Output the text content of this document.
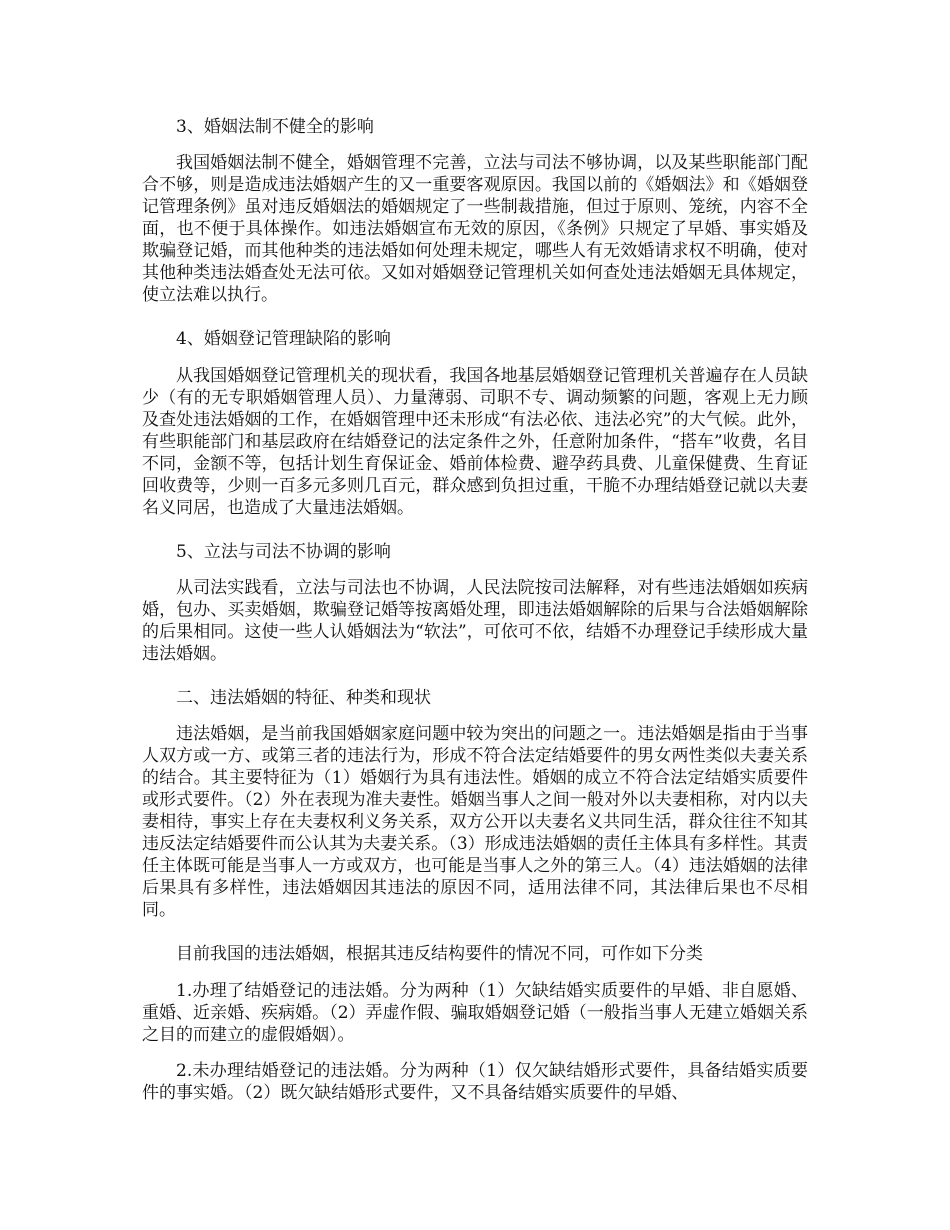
3、婚姻法制不健全的影响
我国婚姻法制不健全，婚姻管理不完善，立法与司法不够协调，以及某些职能部门配合不够，则是造成违法婚姻产生的又一重要客观原因。我国以前的《婚姻法》和《婚姻登记管理条例》虽对违反婚姻法的婚姻规定了一些制裁措施，但过于原则、笼统，内容不全面，也不便于具体操作。如违法婚姻宣布无效的原因，《条例》只规定了早婚、事实婚及欺骗登记婚，而其他种类的违法婚如何处理未规定，哪些人有无效婚请求权不明确，使对其他种类违法婚查处无法可依。又如对婚姻登记管理机关如何查处违法婚姻无具体规定，使立法难以执行。
4、婚姻登记管理缺陷的影响
从我国婚姻登记管理机关的现状看，我国各地基层婚姻登记管理机关普遍存在人员缺少（有的无专职婚姻管理人员）、力量薄弱、司职不专、调动频繁的问题，客观上无力顾及查处违法婚姻的工作，在婚姻管理中还未形成“有法必依、违法必究”的大气候。此外，有些职能部门和基层政府在结婚登记的法定条件之外，任意附加条件，“搭车”收费，名目不同，金额不等，包括计划生育保证金、婚前体检费、避孕药具费、儿童保健费、生育证回收费等，少则一百多元多则几百元，群众感到负担过重，干脆不办理结婚登记就以夫妻名义同居，也造成了大量违法婚姻。
5、立法与司法不协调的影响
从司法实践看，立法与司法也不协调，人民法院按司法解释，对有些违法婚姻如疾病婚，包办、买卖婚姻，欺骗登记婚等按离婚处理，即违法婚姻解除的后果与合法婚姻解除的后果相同。这使一些人认婚姻法为“软法”，可依可不依，结婚不办理登记手续形成大量违法婚姻。
二、违法婚姻的特征、种类和现状
违法婚姻，是当前我国婚姻家庭问题中较为突出的问题之一。违法婚姻是指由于当事人双方或一方、或第三者的违法行为，形成不符合法定结婚要件的男女两性类似夫妻关系的结合。其主要特征为（1）婚姻行为具有违法性。婚姻的成立不符合法定结婚实质要件或形式要件。（2）外在表现为准夫妻性。婚姻当事人之间一般对外以夫妻相称，对内以夫妻相待，事实上存在夫妻权利义务关系，双方公开以夫妻名义共同生活，群众往往不知其违反法定结婚要件而公认其为夫妻关系。（3）形成违法婚姻的责任主体具有多样性。其责任主体既可能是当事人一方或双方，也可能是当事人之外的第三人。（4）违法婚姻的法律后果具有多样性，违法婚姻因其违法的原因不同，适用法律不同，其法律后果也不尽相同。
目前我国的违法婚姻，根据其违反结构要件的情况不同，可作如下分类
1.办理了结婚登记的违法婚。分为两种（1）欠缺结婚实质要件的早婚、非自愿婚、重婚、近亲婚、疾病婚。（2）弄虚作假、骗取婚姻登记婚（一般指当事人无建立婚姻关系之目的而建立的虚假婚姻）。
2.未办理结婚登记的违法婚。分为两种（1）仅欠缺结婚形式要件，具备结婚实质要件的事实婚。（2）既欠缺结婚形式要件，又不具备结婚实质要件的早婚、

#### [REQUIRED WORK]
Every entry must be written out exactly, with all pictures left out.

#### [ANSWER TO THE TASK]
Output the text content of this document.
3、婚姻法制不健全的影响
我国婚姻法制不健全，婚姻管理不完善，立法与司法不够协调，以及某些职能部门配合不够，则是造成违法婚姻产生的又一重要客观原因。我国以前的《婚姻法》和《婚姻登记管理条例》虽对违反婚姻法的婚姻规定了一些制裁措施，但过于原则、笼统，内容不全面，也不便于具体操作。如违法婚姻宣布无效的原因，《条例》只规定了早婚、事实婚及欺骗登记婚，而其他种类的违法婚如何处理未规定，哪些人有无效婚请求权不明确，使对其他种类违法婚查处无法可依。又如对婚姻登记管理机关如何查处违法婚姻无具体规定，使立法难以执行。
4、婚姻登记管理缺陷的影响
从我国婚姻登记管理机关的现状看，我国各地基层婚姻登记管理机关普遍存在人员缺少（有的无专职婚姻管理人员）、力量薄弱、司职不专、调动频繁的问题，客观上无力顾及查处违法婚姻的工作，在婚姻管理中还未形成“有法必依、违法必究”的大气候。此外，有些职能部门和基层政府在结婚登记的法定条件之外，任意附加条件，“搭车”收费，名目不同，金额不等，包括计划生育保证金、婚前体检费、避孕药具费、儿童保健费、生育证回收费等，少则一百多元多则几百元，群众感到负担过重，干脆不办理结婚登记就以夫妻名义同居，也造成了大量违法婚姻。
5、立法与司法不协调的影响
从司法实践看，立法与司法也不协调，人民法院按司法解释，对有些违法婚姻如疾病婚，包办、买卖婚姻，欺骗登记婚等按离婚处理，即违法婚姻解除的后果与合法婚姻解除的后果相同。这使一些人认婚姻法为“软法”，可依可不依，结婚不办理登记手续形成大量违法婚姻。
二、违法婚姻的特征、种类和现状
违法婚姻，是当前我国婚姻家庭问题中较为突出的问题之一。违法婚姻是指由于当事人双方或一方、或第三者的违法行为，形成不符合法定结婚要件的男女两性类似夫妻关系的结合。其主要特征为（1）婚姻行为具有违法性。婚姻的成立不符合法定结婚实质要件或形式要件。（2）外在表现为准夫妻性。婚姻当事人之间一般对外以夫妻相称，对内以夫妻相待，事实上存在夫妻权利义务关系，双方公开以夫妻名义共同生活，群众往往不知其违反法定结婚要件而公认其为夫妻关系。（3）形成违法婚姻的责任主体具有多样性。其责任主体既可能是当事人一方或双方，也可能是当事人之外的第三人。（4）违法婚姻的法律后果具有多样性，违法婚姻因其违法的原因不同，适用法律不同，其法律后果也不尽相同。
目前我国的违法婚姻，根据其违反结构要件的情况不同，可作如下分类
1.办理了结婚登记的违法婚。分为两种（1）欠缺结婚实质要件的早婚、非自愿婚、重婚、近亲婚、疾病婚。（2）弄虚作假、骗取婚姻登记婚（一般指当事人无建立婚姻关系之目的而建立的虚假婚姻）。
2.未办理结婚登记的违法婚。分为两种（1）仅欠缺结婚形式要件，具备结婚实质要件的事实婚。（2）既欠缺结婚形式要件，又不具备结婚实质要件的早婚、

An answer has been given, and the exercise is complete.